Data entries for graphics
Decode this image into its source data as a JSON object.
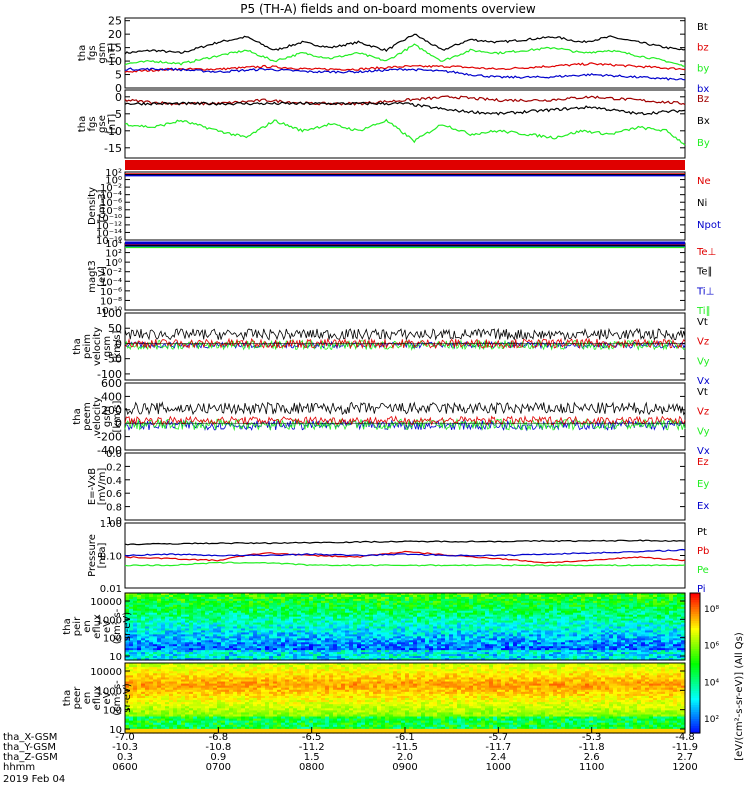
{
  "title": "P5 (TH-A) fields and on-board moments overview",
  "date_label": "2019 Feb 04",
  "colorbar_label": "[eV/(cm²-s-sr-eV)] (All Qs)",
  "colorbar_ticks": [
    "10⁸",
    "10⁶",
    "10⁴",
    "10²"
  ],
  "footer": {
    "row_labels": [
      "tha_X-GSM",
      "tha_Y-GSM",
      "tha_Z-GSM",
      "hhmm"
    ],
    "x_gsm": [
      "-7.0",
      "-6.8",
      "-6.5",
      "-6.1",
      "-5.7",
      "-5.3",
      "-4.8"
    ],
    "y_gsm": [
      "-10.3",
      "-10.8",
      "-11.2",
      "-11.5",
      "-11.7",
      "-11.8",
      "-11.9"
    ],
    "z_gsm": [
      "0.3",
      "0.9",
      "1.5",
      "2.0",
      "2.4",
      "2.6",
      "2.7"
    ],
    "hhmm": [
      "0600",
      "0700",
      "0800",
      "0900",
      "1000",
      "1100",
      "1200"
    ]
  },
  "colors": {
    "black": "#000000",
    "red": "#e00000",
    "green": "#22ee22",
    "blue": "#0000cc",
    "darkred": "#a00000"
  },
  "chart_data": [
    {
      "type": "line",
      "title": "P5 (TH-A) fields and on-board moments overview",
      "ylabel": [
        "tha",
        "fgs",
        "gsm",
        "[nT]"
      ],
      "ylim": [
        0,
        26
      ],
      "yticks": [
        0,
        5,
        10,
        15,
        20,
        25
      ],
      "xlim": [
        6,
        12
      ],
      "series": [
        {
          "name": "Bt",
          "color": "#000000",
          "x": [
            6,
            6.3,
            6.6,
            7,
            7.3,
            7.6,
            7.9,
            8.2,
            8.5,
            8.8,
            9.1,
            9.4,
            9.7,
            10,
            10.3,
            10.6,
            10.9,
            11.2,
            11.5,
            11.8,
            12
          ],
          "values": [
            13,
            14,
            13,
            17,
            19,
            14,
            17,
            15,
            17,
            14,
            20,
            14,
            18,
            17,
            18,
            19,
            17,
            19,
            17,
            15,
            14
          ]
        },
        {
          "name": "bz",
          "color": "#e00000",
          "x": [
            6,
            6.5,
            7,
            7.5,
            8,
            8.5,
            9,
            9.5,
            10,
            10.5,
            11,
            11.5,
            12
          ],
          "values": [
            6,
            7,
            7,
            8,
            7,
            7,
            8,
            8,
            7,
            8,
            9,
            8,
            7
          ]
        },
        {
          "name": "by",
          "color": "#22ee22",
          "x": [
            6,
            6.3,
            6.6,
            7,
            7.3,
            7.6,
            7.9,
            8.2,
            8.5,
            8.8,
            9.1,
            9.4,
            9.7,
            10,
            10.3,
            10.6,
            10.9,
            11.2,
            11.5,
            11.8,
            12
          ],
          "values": [
            9,
            10,
            9,
            12,
            14,
            10,
            13,
            11,
            13,
            10,
            16,
            10,
            14,
            13,
            14,
            15,
            13,
            14,
            12,
            10,
            8
          ]
        },
        {
          "name": "bx",
          "color": "#0000cc",
          "x": [
            6,
            6.5,
            7,
            7.5,
            8,
            8.5,
            9,
            9.5,
            9.7,
            10,
            10.5,
            11,
            11.5,
            12
          ],
          "values": [
            7,
            7,
            6,
            7,
            6,
            6,
            7,
            6,
            5,
            4,
            4,
            5,
            4,
            3
          ]
        }
      ],
      "legend_order": [
        "Bt",
        "bz",
        "by",
        "bx"
      ]
    },
    {
      "type": "line",
      "ylabel": [
        "tha",
        "fgs",
        "gse",
        "[nT]"
      ],
      "ylim": [
        -18,
        2
      ],
      "yticks": [
        -15,
        -10,
        -5,
        0
      ],
      "xlim": [
        6,
        12
      ],
      "series": [
        {
          "name": "Bz",
          "color": "#a00000",
          "x": [
            6,
            6.5,
            7,
            7.5,
            8,
            8.5,
            9,
            9.5,
            10,
            10.5,
            11,
            11.5,
            12
          ],
          "values": [
            -1,
            -2,
            -2,
            -1,
            -2,
            -2,
            -1,
            0,
            -1,
            -1,
            0,
            -1,
            -2
          ]
        },
        {
          "name": "Bx",
          "color": "#000000",
          "x": [
            6,
            6.5,
            7,
            7.5,
            8,
            8.5,
            9,
            9.5,
            10,
            10.5,
            11,
            11.5,
            12
          ],
          "values": [
            -2,
            -2,
            -2,
            -2,
            -2,
            -2,
            -2,
            -4,
            -5,
            -4,
            -3,
            -5,
            -4
          ]
        },
        {
          "name": "By",
          "color": "#22ee22",
          "x": [
            6,
            6.3,
            6.6,
            7,
            7.3,
            7.6,
            7.9,
            8.2,
            8.5,
            8.8,
            9.1,
            9.4,
            9.7,
            10,
            10.3,
            10.6,
            10.9,
            11.2,
            11.5,
            11.8,
            12
          ],
          "values": [
            -8,
            -9,
            -7,
            -10,
            -12,
            -7,
            -10,
            -8,
            -10,
            -7,
            -13,
            -8,
            -11,
            -10,
            -11,
            -12,
            -10,
            -11,
            -9,
            -10,
            -14
          ]
        }
      ],
      "legend_order": [
        "Bz",
        "Bx",
        "By"
      ]
    },
    {
      "type": "line",
      "log_y": true,
      "ylabel": [
        "Density",
        "[cm-3]"
      ],
      "ylim": [
        -16,
        2
      ],
      "yticks": [
        "10²",
        "10⁰",
        "10⁻²",
        "10⁻⁴",
        "10⁻⁶",
        "10⁻⁸",
        "10⁻¹⁰",
        "10⁻¹²",
        "10⁻¹⁴",
        "10⁻¹⁶"
      ],
      "series": [
        {
          "name": "Ne",
          "color": "#e00000",
          "level": 0
        },
        {
          "name": "Ni",
          "color": "#000000",
          "level": 0
        },
        {
          "name": "Npot",
          "color": "#0000cc",
          "level": 0
        }
      ],
      "legend_order": [
        "Ne",
        "Ni",
        "Npot"
      ]
    },
    {
      "type": "line",
      "log_y": true,
      "ylabel": [
        "magt3",
        "[eV]"
      ],
      "ylim": [
        -10,
        4
      ],
      "yticks": [
        "10⁴",
        "10²",
        "10⁰",
        "10⁻²",
        "10⁻⁴",
        "10⁻⁶",
        "10⁻⁸",
        "10⁻¹⁰"
      ],
      "series": [
        {
          "name": "Te⊥",
          "color": "#e00000",
          "level": 3
        },
        {
          "name": "Te∥",
          "color": "#000000",
          "level": 3
        },
        {
          "name": "Ti⊥",
          "color": "#0000cc",
          "level": 3
        },
        {
          "name": "Ti∥",
          "color": "#22ee22",
          "level": 3
        }
      ],
      "legend_order": [
        "Te⊥",
        "Te∥",
        "Ti⊥",
        "Ti∥"
      ]
    },
    {
      "type": "line",
      "ylabel": [
        "tha",
        "peim",
        "velocity",
        "gsm",
        "[km/s]"
      ],
      "ylim": [
        -120,
        100
      ],
      "yticks": [
        -100,
        -50,
        0,
        50,
        100
      ],
      "series": [
        {
          "name": "Vt",
          "color": "#000000",
          "center": 30,
          "spread": 18
        },
        {
          "name": "Vz",
          "color": "#e00000",
          "center": 0,
          "spread": 15
        },
        {
          "name": "Vy",
          "color": "#22ee22",
          "center": -5,
          "spread": 15
        },
        {
          "name": "Vx",
          "color": "#0000cc",
          "center": -5,
          "spread": 10
        }
      ],
      "legend_order": [
        "Vt",
        "Vz",
        "Vy",
        "Vx"
      ]
    },
    {
      "type": "line",
      "ylabel": [
        "tha",
        "peem",
        "velocity",
        "gsm",
        "[km/s]"
      ],
      "ylim": [
        -400,
        600
      ],
      "yticks": [
        -400,
        -200,
        0,
        200,
        400,
        600
      ],
      "series": [
        {
          "name": "Vt",
          "color": "#000000",
          "center": 220,
          "spread": 90
        },
        {
          "name": "Vz",
          "color": "#e00000",
          "center": 40,
          "spread": 60
        },
        {
          "name": "Vy",
          "color": "#22ee22",
          "center": -20,
          "spread": 80
        },
        {
          "name": "Vx",
          "color": "#0000cc",
          "center": -30,
          "spread": 70
        }
      ],
      "legend_order": [
        "Vt",
        "Vz",
        "Vy",
        "Vx"
      ]
    },
    {
      "type": "line",
      "ylabel": [
        "E=-VxB",
        "[mV/m]"
      ],
      "ylim": [
        0,
        1
      ],
      "yticks": [
        "0.0",
        "0.2",
        "0.4",
        "0.6",
        "0.8",
        "1.0"
      ],
      "series": [
        {
          "name": "Ez",
          "color": "#e00000"
        },
        {
          "name": "Ey",
          "color": "#22ee22"
        },
        {
          "name": "Ex",
          "color": "#0000cc"
        }
      ],
      "legend_order": [
        "Ez",
        "Ey",
        "Ex"
      ]
    },
    {
      "type": "line",
      "log_y": true,
      "ylabel": [
        "Pressure",
        "[nPa]"
      ],
      "ylim": [
        0.01,
        1
      ],
      "yticks": [
        "1.00",
        "0.10",
        "0.01"
      ],
      "xlim": [
        6,
        12
      ],
      "series": [
        {
          "name": "Pt",
          "color": "#000000",
          "x": [
            6,
            6.5,
            7,
            7.5,
            8,
            8.5,
            9,
            9.5,
            10,
            10.5,
            11,
            11.5,
            12
          ],
          "values": [
            0.22,
            0.23,
            0.24,
            0.24,
            0.25,
            0.26,
            0.27,
            0.27,
            0.27,
            0.28,
            0.28,
            0.29,
            0.28
          ]
        },
        {
          "name": "Pb",
          "color": "#e00000",
          "x": [
            6,
            6.5,
            7,
            7.5,
            8,
            8.5,
            9,
            9.5,
            10,
            10.5,
            11,
            11.5,
            12
          ],
          "values": [
            0.09,
            0.08,
            0.07,
            0.12,
            0.1,
            0.09,
            0.13,
            0.1,
            0.08,
            0.06,
            0.07,
            0.09,
            0.07
          ]
        },
        {
          "name": "Pe",
          "color": "#22ee22",
          "x": [
            6,
            6.5,
            7,
            7.5,
            8,
            8.5,
            9,
            9.5,
            10,
            10.5,
            11,
            11.5,
            12
          ],
          "values": [
            0.05,
            0.05,
            0.06,
            0.06,
            0.05,
            0.05,
            0.05,
            0.05,
            0.05,
            0.05,
            0.05,
            0.05,
            0.05
          ]
        },
        {
          "name": "Pi",
          "color": "#0000cc",
          "x": [
            6,
            6.5,
            7,
            7.5,
            8,
            8.5,
            9,
            9.5,
            10,
            10.5,
            11,
            11.5,
            12
          ],
          "values": [
            0.1,
            0.11,
            0.1,
            0.1,
            0.11,
            0.1,
            0.11,
            0.1,
            0.1,
            0.11,
            0.12,
            0.13,
            0.15
          ]
        }
      ],
      "legend_order": [
        "Pt",
        "Pb",
        "Pe",
        "Pi"
      ]
    },
    {
      "type": "heatmap",
      "ylabel": [
        "tha",
        "peir",
        "en",
        "eflux",
        "eV",
        "(cm²-s-",
        "sr-eV)"
      ],
      "yticks": [
        "10000",
        "1000",
        "100",
        "10"
      ],
      "ylim_log": [
        0.9,
        4.3
      ]
    },
    {
      "type": "heatmap",
      "ylabel": [
        "tha",
        "peer",
        "en",
        "eflux",
        "eV",
        "(cm²-s-",
        "sr-eV)"
      ],
      "yticks": [
        "10000",
        "1000",
        "100",
        "10"
      ],
      "ylim_log": [
        0.9,
        4.3
      ]
    }
  ]
}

▸ **Directions**:
Look through the records and gather each line with the word "title".

▸ **Right answer**:
  "title": "P5 (TH-A) fields and on-board moments overview",
      "title": "P5 (TH-A) fields and on-board moments overview",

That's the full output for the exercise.